Goal: Without including any pictures, copy each entry below exactly.

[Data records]
/---

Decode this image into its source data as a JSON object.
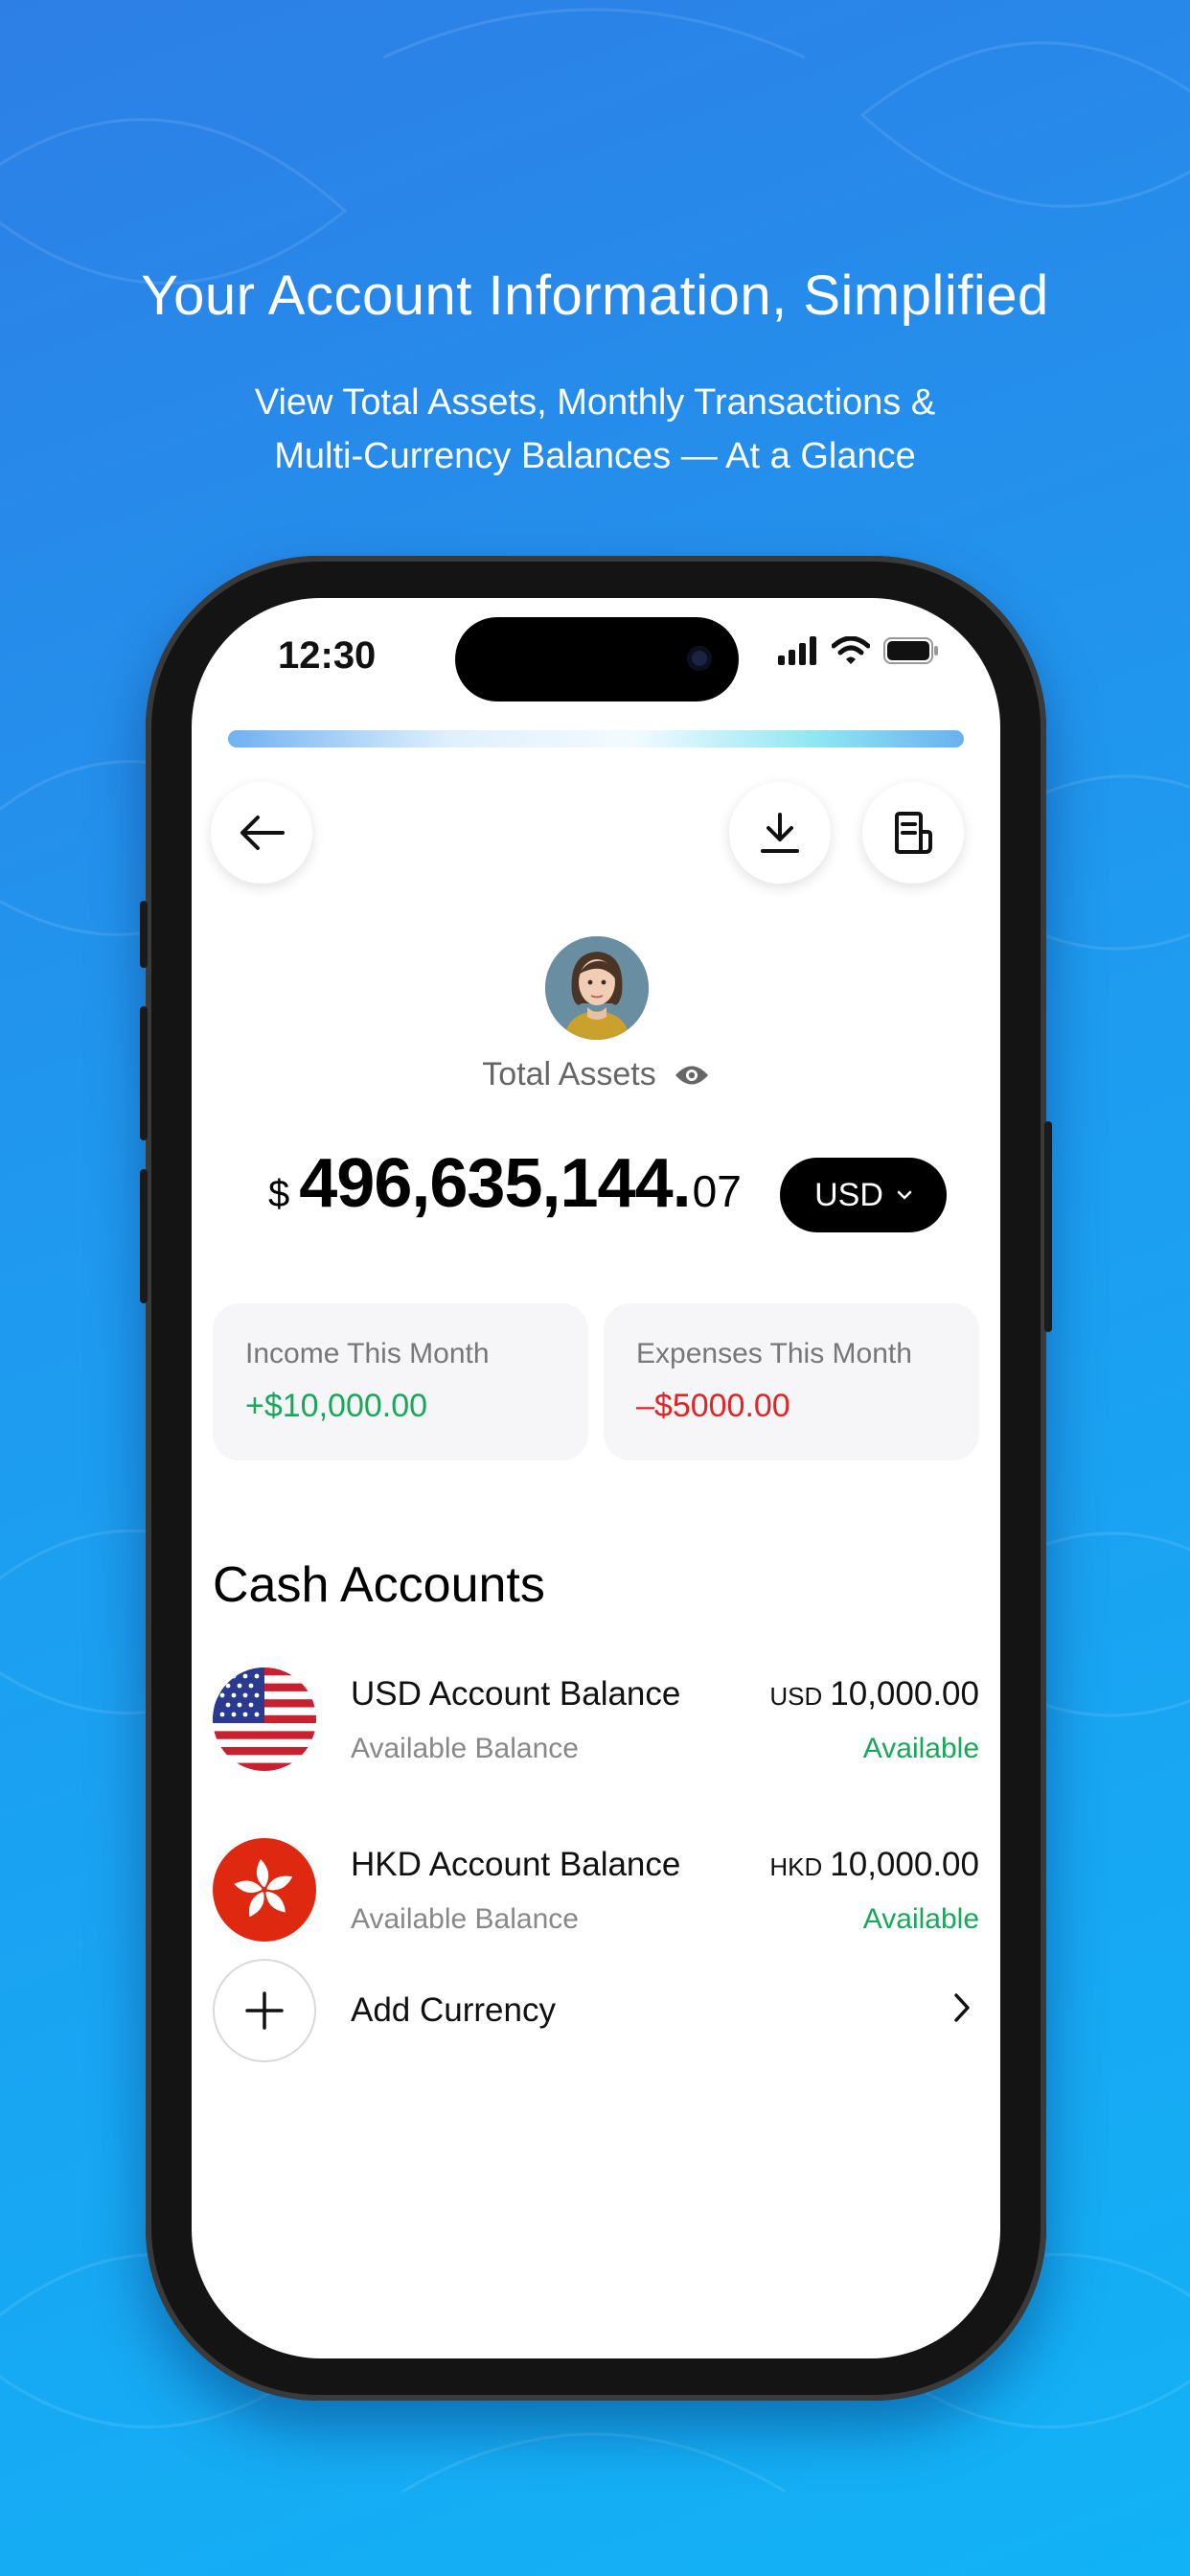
{
  "promo": {
    "headline": "Your Account Information, Simplified",
    "subline_1": "View Total Assets, Monthly Transactions &",
    "subline_2": "Multi-Currency Balances — At a Glance"
  },
  "status_bar": {
    "time": "12:30"
  },
  "progress": {
    "value": 1.0
  },
  "header": {
    "back_icon": "arrow-left-icon",
    "download_icon": "download-icon",
    "statement_icon": "statement-icon"
  },
  "assets": {
    "label": "Total Assets",
    "currency_symbol": "$",
    "amount_main": "496,635,144.",
    "amount_decimal": "07",
    "currency_selector": "USD"
  },
  "monthly": {
    "income_label": "Income This Month",
    "income_value": "+$10,000.00",
    "expenses_label": "Expenses This Month",
    "expenses_value": "–$5000.00"
  },
  "cash_accounts": {
    "title": "Cash Accounts",
    "items": [
      {
        "flag": "us-flag",
        "title": "USD Account Balance",
        "subtitle": "Available Balance",
        "currency": "USD",
        "amount": "10,000.00",
        "status": "Available"
      },
      {
        "flag": "hk-flag",
        "title": "HKD Account Balance",
        "subtitle": "Available Balance",
        "currency": "HKD",
        "amount": "10,000.00",
        "status": "Available"
      }
    ],
    "add_label": "Add Currency"
  },
  "colors": {
    "income": "#18a85a",
    "expense": "#e12424",
    "background_start": "#2d7fe6",
    "background_end": "#12b2f6"
  }
}
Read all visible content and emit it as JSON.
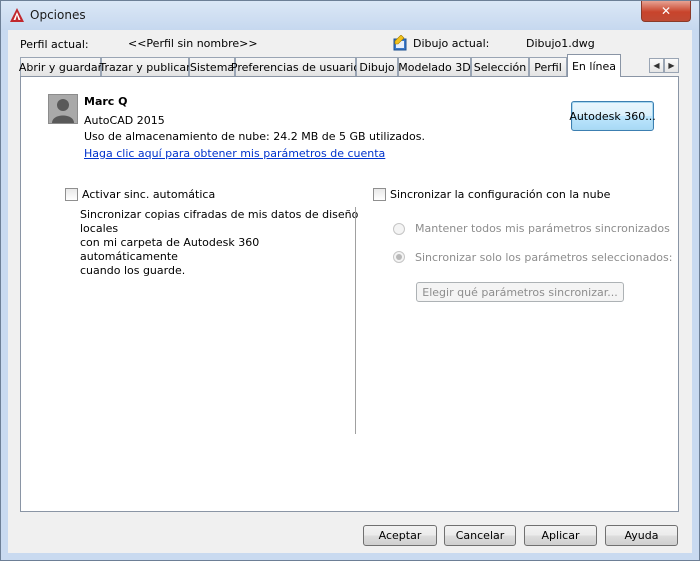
{
  "window": {
    "title": "Opciones",
    "close_glyph": "✕"
  },
  "header": {
    "profile_label": "Perfil actual:",
    "profile_value": "<<Perfil sin nombre>>",
    "drawing_label": "Dibujo actual:",
    "drawing_value": "Dibujo1.dwg"
  },
  "tabs": [
    "Abrir y guardar",
    "Trazar y publicar",
    "Sistema",
    "Preferencias de usuario",
    "Dibujo",
    "Modelado 3D",
    "Selección",
    "Perfil",
    "En línea"
  ],
  "active_tab": "En línea",
  "account": {
    "name": "Marc Q",
    "product": "AutoCAD 2015",
    "storage": "Uso de almacenamiento de nube: 24.2 MB de 5 GB utilizados.",
    "link": "Haga clic aquí para obtener mis parámetros de cuenta",
    "a360_button": "Autodesk 360..."
  },
  "left": {
    "checkbox_label": "Activar sinc. automática",
    "description": [
      "Sincronizar copias cifradas de mis datos de diseño locales",
      "con mi carpeta de Autodesk 360 automáticamente",
      "cuando los guarde."
    ]
  },
  "right": {
    "checkbox_label": "Sincronizar la configuración con la nube",
    "radio_all": "Mantener todos mis parámetros sincronizados",
    "radio_selected": "Sincronizar solo los parámetros seleccionados:",
    "choose_button": "Elegir qué parámetros sincronizar..."
  },
  "footer": {
    "accept": "Aceptar",
    "cancel": "Cancelar",
    "apply": "Aplicar",
    "help": "Ayuda"
  },
  "colors": {
    "link": "#0033cc",
    "title_bar": "#c9daf0",
    "close_button": "#c8442c"
  }
}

\---

Answer for the task:
Decode this image into its source data as a JSON object.
{
  "promo": {
    "headline": "Your Account Information, Simplified",
    "subline_1": "View Total Assets, Monthly Transactions &",
    "subline_2": "Multi-Currency Balances — At a Glance"
  },
  "status_bar": {
    "time": "12:30"
  },
  "progress": {
    "value": 1.0
  },
  "header": {
    "back_icon": "arrow-left-icon",
    "download_icon": "download-icon",
    "statement_icon": "statement-icon"
  },
  "assets": {
    "label": "Total Assets",
    "currency_symbol": "$",
    "amount_main": "496,635,144.",
    "amount_decimal": "07",
    "currency_selector": "USD"
  },
  "monthly": {
    "income_label": "Income This Month",
    "income_value": "+$10,000.00",
    "expenses_label": "Expenses This Month",
    "expenses_value": "–$5000.00"
  },
  "cash_accounts": {
    "title": "Cash Accounts",
    "items": [
      {
        "flag": "us-flag",
        "title": "USD Account Balance",
        "subtitle": "Available Balance",
        "currency": "USD",
        "amount": "10,000.00",
        "status": "Available"
      },
      {
        "flag": "hk-flag",
        "title": "HKD Account Balance",
        "subtitle": "Available Balance",
        "currency": "HKD",
        "amount": "10,000.00",
        "status": "Available"
      }
    ],
    "add_label": "Add Currency"
  },
  "colors": {
    "income": "#18a85a",
    "expense": "#e12424",
    "background_start": "#2d7fe6",
    "background_end": "#12b2f6"
  }
}
Read all visible content and emit it as JSON.
{
  "window": {
    "title": "Opciones",
    "close_glyph": "✕"
  },
  "header": {
    "profile_label": "Perfil actual:",
    "profile_value": "<<Perfil sin nombre>>",
    "drawing_label": "Dibujo actual:",
    "drawing_value": "Dibujo1.dwg"
  },
  "tabs": [
    "Abrir y guardar",
    "Trazar y publicar",
    "Sistema",
    "Preferencias de usuario",
    "Dibujo",
    "Modelado 3D",
    "Selección",
    "Perfil",
    "En línea"
  ],
  "active_tab": "En línea",
  "account": {
    "name": "Marc Q",
    "product": "AutoCAD 2015",
    "storage": "Uso de almacenamiento de nube: 24.2 MB de 5 GB utilizados.",
    "link": "Haga clic aquí para obtener mis parámetros de cuenta",
    "a360_button": "Autodesk 360..."
  },
  "left": {
    "checkbox_label": "Activar sinc. automática",
    "description": [
      "Sincronizar copias cifradas de mis datos de diseño locales",
      "con mi carpeta de Autodesk 360 automáticamente",
      "cuando los guarde."
    ]
  },
  "right": {
    "checkbox_label": "Sincronizar la configuración con la nube",
    "radio_all": "Mantener todos mis parámetros sincronizados",
    "radio_selected": "Sincronizar solo los parámetros seleccionados:",
    "choose_button": "Elegir qué parámetros sincronizar..."
  },
  "footer": {
    "accept": "Aceptar",
    "cancel": "Cancelar",
    "apply": "Aplicar",
    "help": "Ayuda"
  },
  "colors": {
    "link": "#0033cc",
    "title_bar": "#c9daf0",
    "close_button": "#c8442c"
  }
}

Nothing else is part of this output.